Your objective:
State the number of lines in these records holding "Full". Say nothing more.

Excerpted data:
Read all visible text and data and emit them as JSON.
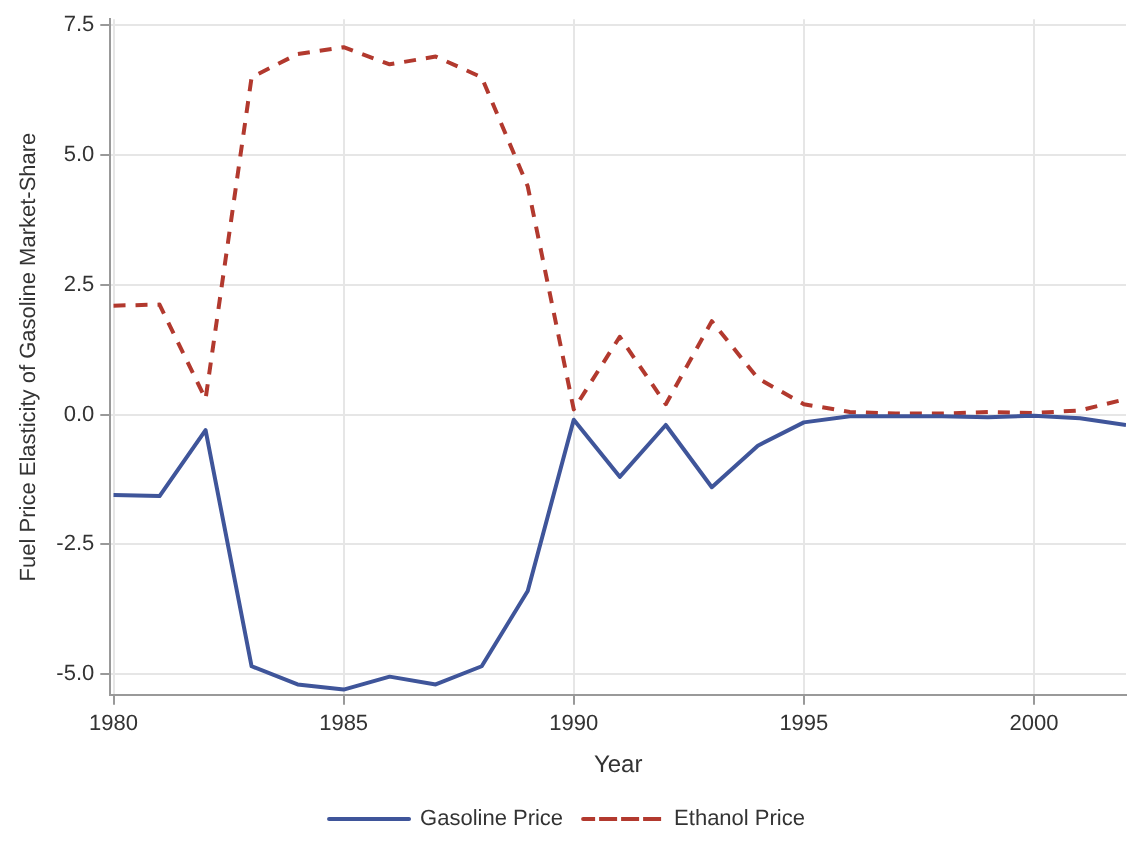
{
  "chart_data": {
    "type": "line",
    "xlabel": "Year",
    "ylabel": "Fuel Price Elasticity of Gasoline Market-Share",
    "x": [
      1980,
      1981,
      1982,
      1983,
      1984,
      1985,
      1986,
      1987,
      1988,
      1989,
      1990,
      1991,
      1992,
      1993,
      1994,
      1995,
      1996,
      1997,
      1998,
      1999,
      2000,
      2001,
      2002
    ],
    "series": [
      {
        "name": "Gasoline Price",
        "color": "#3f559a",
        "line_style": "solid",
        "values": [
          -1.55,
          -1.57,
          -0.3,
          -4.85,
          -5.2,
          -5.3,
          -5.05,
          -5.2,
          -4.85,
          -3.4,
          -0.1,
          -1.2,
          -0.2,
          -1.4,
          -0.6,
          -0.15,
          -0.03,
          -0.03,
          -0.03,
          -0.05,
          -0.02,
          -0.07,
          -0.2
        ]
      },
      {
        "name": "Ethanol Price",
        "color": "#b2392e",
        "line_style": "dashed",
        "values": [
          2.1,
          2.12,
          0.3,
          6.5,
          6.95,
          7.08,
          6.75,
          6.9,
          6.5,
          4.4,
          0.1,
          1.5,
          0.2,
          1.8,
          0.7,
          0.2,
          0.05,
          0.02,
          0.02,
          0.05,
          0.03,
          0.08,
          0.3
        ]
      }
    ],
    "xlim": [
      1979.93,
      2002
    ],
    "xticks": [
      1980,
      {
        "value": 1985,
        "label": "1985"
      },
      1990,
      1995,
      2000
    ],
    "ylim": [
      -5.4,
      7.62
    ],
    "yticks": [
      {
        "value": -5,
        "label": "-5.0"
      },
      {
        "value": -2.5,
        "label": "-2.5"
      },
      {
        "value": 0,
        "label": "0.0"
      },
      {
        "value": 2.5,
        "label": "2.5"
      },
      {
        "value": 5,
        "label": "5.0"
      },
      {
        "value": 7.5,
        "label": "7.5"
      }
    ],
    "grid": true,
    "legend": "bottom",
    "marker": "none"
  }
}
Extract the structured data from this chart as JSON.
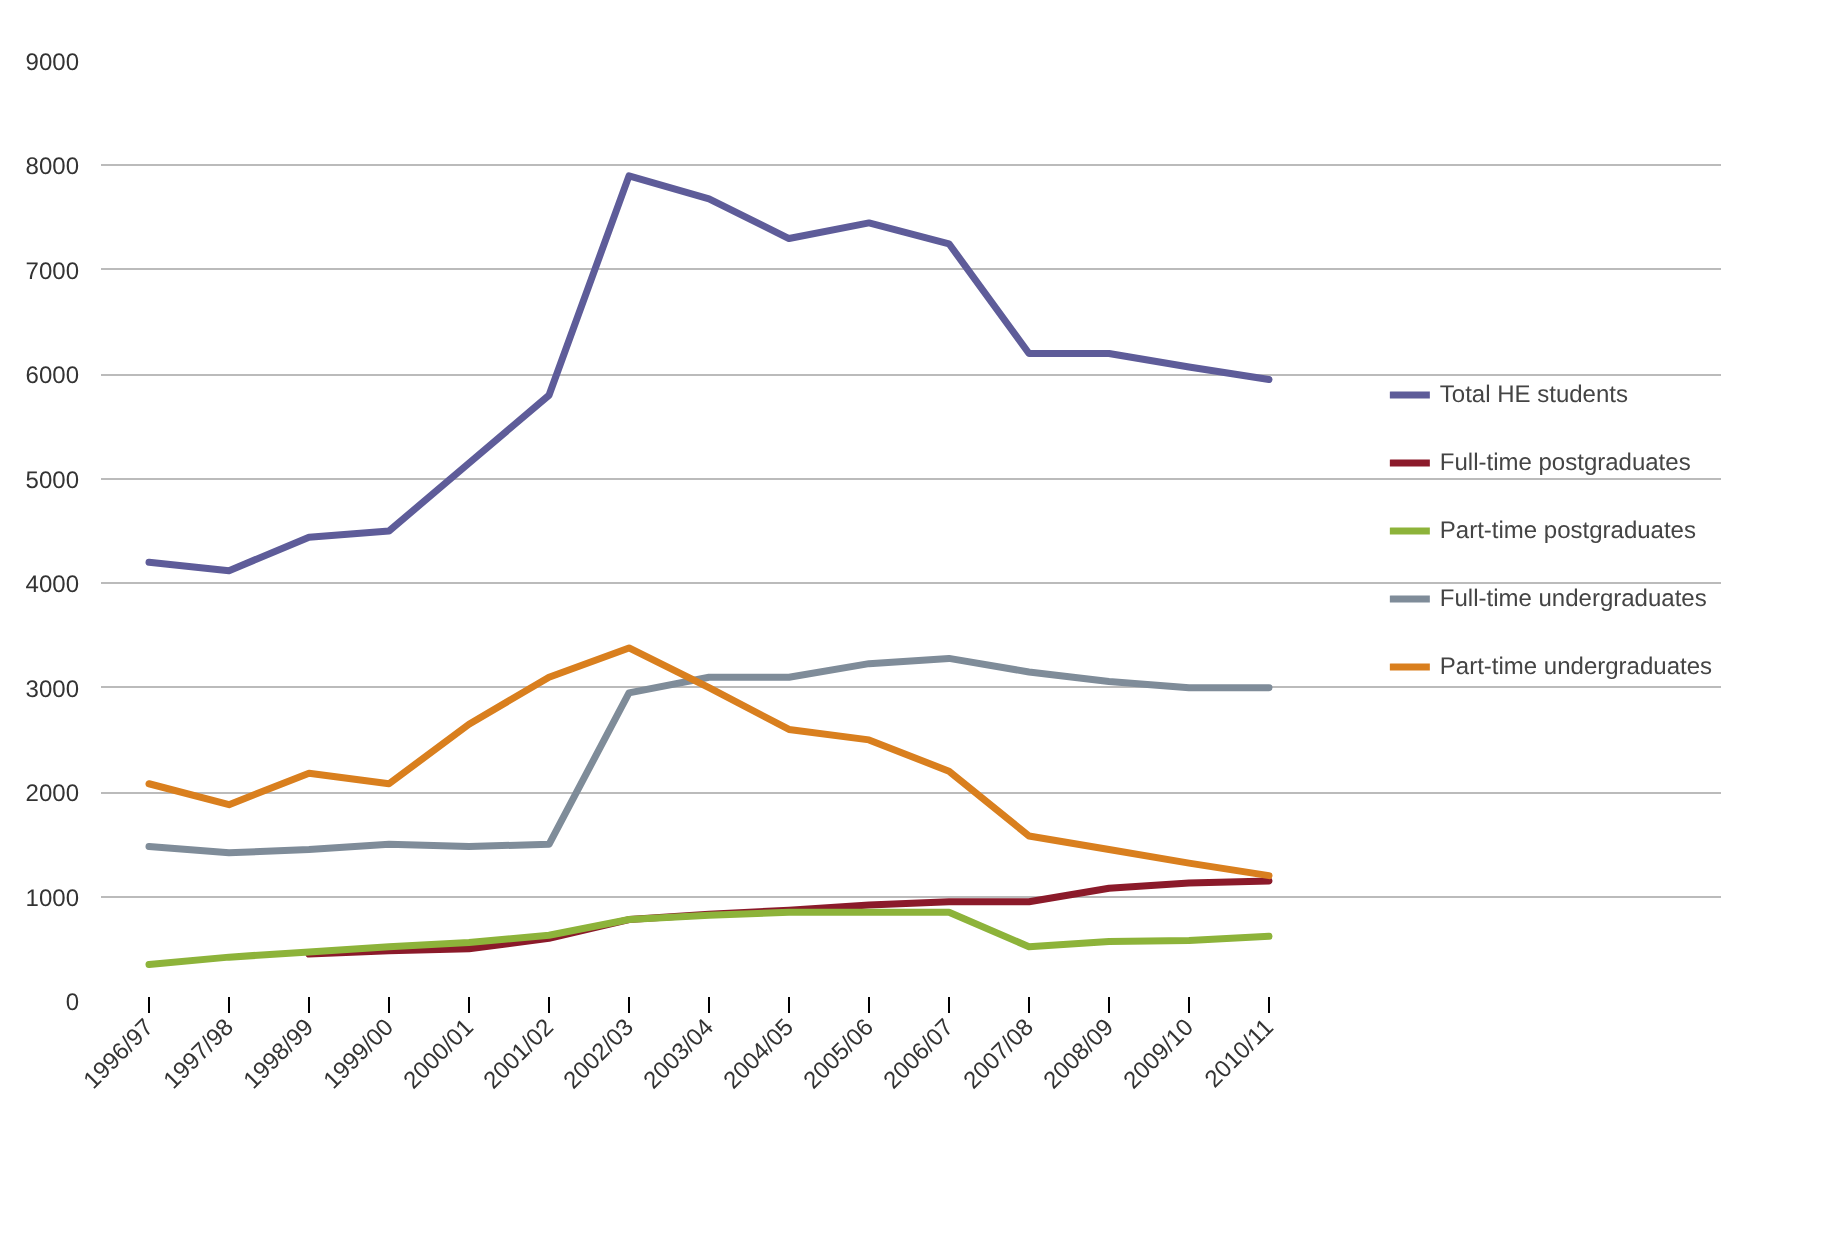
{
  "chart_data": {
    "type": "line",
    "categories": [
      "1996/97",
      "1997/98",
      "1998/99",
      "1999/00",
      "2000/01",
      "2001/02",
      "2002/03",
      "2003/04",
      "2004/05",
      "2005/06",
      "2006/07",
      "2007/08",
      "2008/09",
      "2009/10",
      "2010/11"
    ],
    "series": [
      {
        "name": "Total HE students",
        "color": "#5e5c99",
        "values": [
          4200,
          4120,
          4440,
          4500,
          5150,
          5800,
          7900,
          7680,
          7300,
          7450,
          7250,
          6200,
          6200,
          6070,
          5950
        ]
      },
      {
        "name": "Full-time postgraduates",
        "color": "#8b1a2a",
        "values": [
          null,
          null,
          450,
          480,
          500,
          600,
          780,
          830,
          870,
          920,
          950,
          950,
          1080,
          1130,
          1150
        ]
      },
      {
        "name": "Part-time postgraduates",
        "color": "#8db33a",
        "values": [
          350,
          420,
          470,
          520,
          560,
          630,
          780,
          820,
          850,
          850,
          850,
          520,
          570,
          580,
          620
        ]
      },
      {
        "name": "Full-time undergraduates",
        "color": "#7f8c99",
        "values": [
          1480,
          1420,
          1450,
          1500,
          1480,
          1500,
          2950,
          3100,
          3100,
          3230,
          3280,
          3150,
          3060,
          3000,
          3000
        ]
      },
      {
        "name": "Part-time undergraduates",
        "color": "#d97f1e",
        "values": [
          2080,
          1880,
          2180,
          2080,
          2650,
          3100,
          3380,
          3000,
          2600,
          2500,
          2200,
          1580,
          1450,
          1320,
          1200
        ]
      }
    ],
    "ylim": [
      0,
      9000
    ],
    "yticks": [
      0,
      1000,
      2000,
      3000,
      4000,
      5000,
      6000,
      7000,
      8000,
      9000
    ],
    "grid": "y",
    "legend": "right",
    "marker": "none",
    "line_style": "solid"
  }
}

Task answer:
2